--- start of Data excerpts ---

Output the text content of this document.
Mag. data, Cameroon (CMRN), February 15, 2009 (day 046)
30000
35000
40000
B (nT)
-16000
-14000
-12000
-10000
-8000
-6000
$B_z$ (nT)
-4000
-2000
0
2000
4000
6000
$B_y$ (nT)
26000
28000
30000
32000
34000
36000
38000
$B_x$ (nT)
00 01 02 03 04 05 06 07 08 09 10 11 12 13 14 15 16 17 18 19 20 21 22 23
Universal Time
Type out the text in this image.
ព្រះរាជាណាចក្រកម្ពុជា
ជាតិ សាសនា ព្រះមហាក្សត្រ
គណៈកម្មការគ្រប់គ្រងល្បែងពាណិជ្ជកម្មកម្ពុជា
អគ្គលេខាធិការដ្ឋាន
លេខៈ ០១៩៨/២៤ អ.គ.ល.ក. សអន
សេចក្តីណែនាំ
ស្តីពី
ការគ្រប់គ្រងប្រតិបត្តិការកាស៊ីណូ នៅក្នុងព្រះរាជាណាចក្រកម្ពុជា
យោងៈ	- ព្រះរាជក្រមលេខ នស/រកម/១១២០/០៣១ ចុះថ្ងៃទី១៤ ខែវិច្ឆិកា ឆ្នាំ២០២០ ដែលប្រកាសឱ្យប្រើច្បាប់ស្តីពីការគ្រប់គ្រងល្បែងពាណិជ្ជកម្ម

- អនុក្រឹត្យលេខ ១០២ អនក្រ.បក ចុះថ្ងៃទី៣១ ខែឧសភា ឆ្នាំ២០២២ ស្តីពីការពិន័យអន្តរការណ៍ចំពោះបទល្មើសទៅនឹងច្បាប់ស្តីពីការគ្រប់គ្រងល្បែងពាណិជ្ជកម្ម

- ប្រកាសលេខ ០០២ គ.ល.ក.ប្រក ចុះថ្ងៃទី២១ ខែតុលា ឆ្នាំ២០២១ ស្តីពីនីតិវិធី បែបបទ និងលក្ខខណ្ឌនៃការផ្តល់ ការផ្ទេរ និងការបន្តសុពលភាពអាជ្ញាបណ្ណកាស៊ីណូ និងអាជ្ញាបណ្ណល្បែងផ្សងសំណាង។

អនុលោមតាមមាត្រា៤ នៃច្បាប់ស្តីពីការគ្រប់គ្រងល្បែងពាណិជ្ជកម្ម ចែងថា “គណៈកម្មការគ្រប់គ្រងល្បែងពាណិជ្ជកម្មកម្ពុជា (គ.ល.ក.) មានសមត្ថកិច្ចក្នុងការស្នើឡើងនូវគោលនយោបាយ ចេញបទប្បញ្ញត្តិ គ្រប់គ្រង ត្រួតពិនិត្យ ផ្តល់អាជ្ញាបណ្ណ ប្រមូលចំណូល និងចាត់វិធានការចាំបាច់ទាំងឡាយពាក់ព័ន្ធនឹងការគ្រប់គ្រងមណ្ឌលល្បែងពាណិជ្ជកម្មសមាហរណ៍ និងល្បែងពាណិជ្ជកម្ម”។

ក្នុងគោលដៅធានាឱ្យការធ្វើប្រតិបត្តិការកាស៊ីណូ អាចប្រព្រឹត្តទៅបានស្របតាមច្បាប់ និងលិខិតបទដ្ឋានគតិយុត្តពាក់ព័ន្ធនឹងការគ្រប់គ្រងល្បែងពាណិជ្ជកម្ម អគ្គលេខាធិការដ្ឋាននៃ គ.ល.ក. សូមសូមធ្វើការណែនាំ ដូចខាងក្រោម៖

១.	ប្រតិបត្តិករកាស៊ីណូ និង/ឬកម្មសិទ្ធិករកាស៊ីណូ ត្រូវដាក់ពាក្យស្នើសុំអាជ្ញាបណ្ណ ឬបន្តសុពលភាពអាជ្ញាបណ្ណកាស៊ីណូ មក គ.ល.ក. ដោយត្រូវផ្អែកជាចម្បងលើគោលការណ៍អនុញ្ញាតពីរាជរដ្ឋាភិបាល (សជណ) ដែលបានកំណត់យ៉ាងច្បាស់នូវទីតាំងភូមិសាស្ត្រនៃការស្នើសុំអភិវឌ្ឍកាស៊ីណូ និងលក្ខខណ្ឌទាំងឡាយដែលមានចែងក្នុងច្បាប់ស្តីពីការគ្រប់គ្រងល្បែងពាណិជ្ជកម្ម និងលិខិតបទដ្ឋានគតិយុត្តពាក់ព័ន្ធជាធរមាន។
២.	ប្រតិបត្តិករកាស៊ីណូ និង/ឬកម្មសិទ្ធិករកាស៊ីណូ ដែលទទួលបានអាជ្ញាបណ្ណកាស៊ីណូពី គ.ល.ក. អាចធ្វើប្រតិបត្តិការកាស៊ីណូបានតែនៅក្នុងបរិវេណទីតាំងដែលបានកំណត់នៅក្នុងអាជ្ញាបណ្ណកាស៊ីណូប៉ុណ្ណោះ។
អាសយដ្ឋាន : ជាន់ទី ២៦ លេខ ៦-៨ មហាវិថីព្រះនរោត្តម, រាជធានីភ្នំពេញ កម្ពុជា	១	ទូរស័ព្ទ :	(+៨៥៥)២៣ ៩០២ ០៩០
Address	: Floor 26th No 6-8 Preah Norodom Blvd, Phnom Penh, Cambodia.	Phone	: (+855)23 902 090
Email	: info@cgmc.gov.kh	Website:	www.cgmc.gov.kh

--- end of Data excerpts ---

**Given task**
Out of the preceding entries, pull every line containing the string "this".

**The result**
Output the text content of this document.
Type out the text in this image.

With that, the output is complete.